▶ **Given task**: Your task is to give the data again, exactly, with every line intact.

Records from a dataset:
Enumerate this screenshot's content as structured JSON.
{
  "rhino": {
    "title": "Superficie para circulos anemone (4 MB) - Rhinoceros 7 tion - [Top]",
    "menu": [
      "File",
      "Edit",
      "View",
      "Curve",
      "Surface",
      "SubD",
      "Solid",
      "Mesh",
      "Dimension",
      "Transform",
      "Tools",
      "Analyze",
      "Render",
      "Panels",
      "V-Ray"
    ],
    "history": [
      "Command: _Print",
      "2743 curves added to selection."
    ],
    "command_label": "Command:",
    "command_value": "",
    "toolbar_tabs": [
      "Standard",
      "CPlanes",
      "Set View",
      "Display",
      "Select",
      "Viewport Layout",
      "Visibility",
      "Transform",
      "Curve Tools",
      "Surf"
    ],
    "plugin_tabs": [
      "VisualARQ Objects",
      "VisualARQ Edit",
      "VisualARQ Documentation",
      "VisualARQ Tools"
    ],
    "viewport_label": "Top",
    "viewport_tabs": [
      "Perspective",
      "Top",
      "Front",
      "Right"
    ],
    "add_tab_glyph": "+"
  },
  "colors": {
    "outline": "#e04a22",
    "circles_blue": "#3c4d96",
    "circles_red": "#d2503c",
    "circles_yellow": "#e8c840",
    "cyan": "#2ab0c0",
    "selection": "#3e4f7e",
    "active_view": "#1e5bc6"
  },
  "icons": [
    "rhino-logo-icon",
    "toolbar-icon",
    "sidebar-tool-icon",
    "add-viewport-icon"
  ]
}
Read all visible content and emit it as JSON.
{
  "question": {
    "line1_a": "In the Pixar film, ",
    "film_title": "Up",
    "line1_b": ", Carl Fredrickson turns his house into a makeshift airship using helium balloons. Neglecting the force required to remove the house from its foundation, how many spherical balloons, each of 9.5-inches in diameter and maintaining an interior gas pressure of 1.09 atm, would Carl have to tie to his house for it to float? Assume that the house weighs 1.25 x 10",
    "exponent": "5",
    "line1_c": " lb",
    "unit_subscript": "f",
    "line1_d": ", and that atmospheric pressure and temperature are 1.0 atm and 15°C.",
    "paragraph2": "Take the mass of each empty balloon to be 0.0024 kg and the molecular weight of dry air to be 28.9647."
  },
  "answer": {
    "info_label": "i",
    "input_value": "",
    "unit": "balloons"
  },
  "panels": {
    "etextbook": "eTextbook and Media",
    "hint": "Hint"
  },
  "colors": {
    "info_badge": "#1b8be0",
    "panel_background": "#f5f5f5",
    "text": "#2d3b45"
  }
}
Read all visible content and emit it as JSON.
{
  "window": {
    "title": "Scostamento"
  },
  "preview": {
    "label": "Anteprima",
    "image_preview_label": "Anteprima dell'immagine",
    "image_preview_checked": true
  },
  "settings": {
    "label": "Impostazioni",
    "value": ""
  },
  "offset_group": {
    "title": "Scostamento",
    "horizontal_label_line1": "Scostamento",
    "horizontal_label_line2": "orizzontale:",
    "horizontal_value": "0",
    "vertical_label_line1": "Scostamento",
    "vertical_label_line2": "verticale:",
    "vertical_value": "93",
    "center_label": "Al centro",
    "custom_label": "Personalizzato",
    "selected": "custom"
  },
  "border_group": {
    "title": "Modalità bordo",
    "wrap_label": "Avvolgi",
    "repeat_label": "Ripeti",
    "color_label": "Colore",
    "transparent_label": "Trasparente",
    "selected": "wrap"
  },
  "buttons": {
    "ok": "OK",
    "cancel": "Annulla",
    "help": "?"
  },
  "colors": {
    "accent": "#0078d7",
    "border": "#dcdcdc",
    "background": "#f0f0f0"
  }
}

▶ **Solution for this task**:
Enumerate this screenshot's content as structured JSON.
{
  "rhino": {
    "title": "Superficie para circulos anemone (4 MB) - Rhinoceros 7 tion - [Top]",
    "menu": [
      "File",
      "Edit",
      "View",
      "Curve",
      "Surface",
      "SubD",
      "Solid",
      "Mesh",
      "Dimension",
      "Transform",
      "Tools",
      "Analyze",
      "Render",
      "Panels",
      "V-Ray"
    ],
    "history": [
      "Command: _Print",
      "2743 curves added to selection."
    ],
    "command_label": "Command:",
    "command_value": "",
    "toolbar_tabs": [
      "Standard",
      "CPlanes",
      "Set View",
      "Display",
      "Select",
      "Viewport Layout",
      "Visibility",
      "Transform",
      "Curve Tools",
      "Surf"
    ],
    "plugin_tabs": [
      "VisualARQ Objects",
      "VisualARQ Edit",
      "VisualARQ Documentation",
      "VisualARQ Tools"
    ],
    "viewport_label": "Top",
    "viewport_tabs": [
      "Perspective",
      "Top",
      "Front",
      "Right"
    ],
    "add_tab_glyph": "+"
  },
  "colors": {
    "outline": "#e04a22",
    "circles_blue": "#3c4d96",
    "circles_red": "#d2503c",
    "circles_yellow": "#e8c840",
    "cyan": "#2ab0c0",
    "selection": "#3e4f7e",
    "active_view": "#1e5bc6"
  },
  "icons": [
    "rhino-logo-icon",
    "toolbar-icon",
    "sidebar-tool-icon",
    "add-viewport-icon"
  ]
}
Read all visible content and emit it as JSON.
{
  "question": {
    "line1_a": "In the Pixar film, ",
    "film_title": "Up",
    "line1_b": ", Carl Fredrickson turns his house into a makeshift airship using helium balloons. Neglecting the force required to remove the house from its foundation, how many spherical balloons, each of 9.5-inches in diameter and maintaining an interior gas pressure of 1.09 atm, would Carl have to tie to his house for it to float? Assume that the house weighs 1.25 x 10",
    "exponent": "5",
    "line1_c": " lb",
    "unit_subscript": "f",
    "line1_d": ", and that atmospheric pressure and temperature are 1.0 atm and 15°C.",
    "paragraph2": "Take the mass of each empty balloon to be 0.0024 kg and the molecular weight of dry air to be 28.9647."
  },
  "answer": {
    "info_label": "i",
    "input_value": "",
    "unit": "balloons"
  },
  "panels": {
    "etextbook": "eTextbook and Media",
    "hint": "Hint"
  },
  "colors": {
    "info_badge": "#1b8be0",
    "panel_background": "#f5f5f5",
    "text": "#2d3b45"
  }
}
Read all visible content and emit it as JSON.
{
  "window": {
    "title": "Scostamento"
  },
  "preview": {
    "label": "Anteprima",
    "image_preview_label": "Anteprima dell'immagine",
    "image_preview_checked": true
  },
  "settings": {
    "label": "Impostazioni",
    "value": ""
  },
  "offset_group": {
    "title": "Scostamento",
    "horizontal_label_line1": "Scostamento",
    "horizontal_label_line2": "orizzontale:",
    "horizontal_value": "0",
    "vertical_label_line1": "Scostamento",
    "vertical_label_line2": "verticale:",
    "vertical_value": "93",
    "center_label": "Al centro",
    "custom_label": "Personalizzato",
    "selected": "custom"
  },
  "border_group": {
    "title": "Modalità bordo",
    "wrap_label": "Avvolgi",
    "repeat_label": "Ripeti",
    "color_label": "Colore",
    "transparent_label": "Trasparente",
    "selected": "wrap"
  },
  "buttons": {
    "ok": "OK",
    "cancel": "Annulla",
    "help": "?"
  },
  "colors": {
    "accent": "#0078d7",
    "border": "#dcdcdc",
    "background": "#f0f0f0"
  }
}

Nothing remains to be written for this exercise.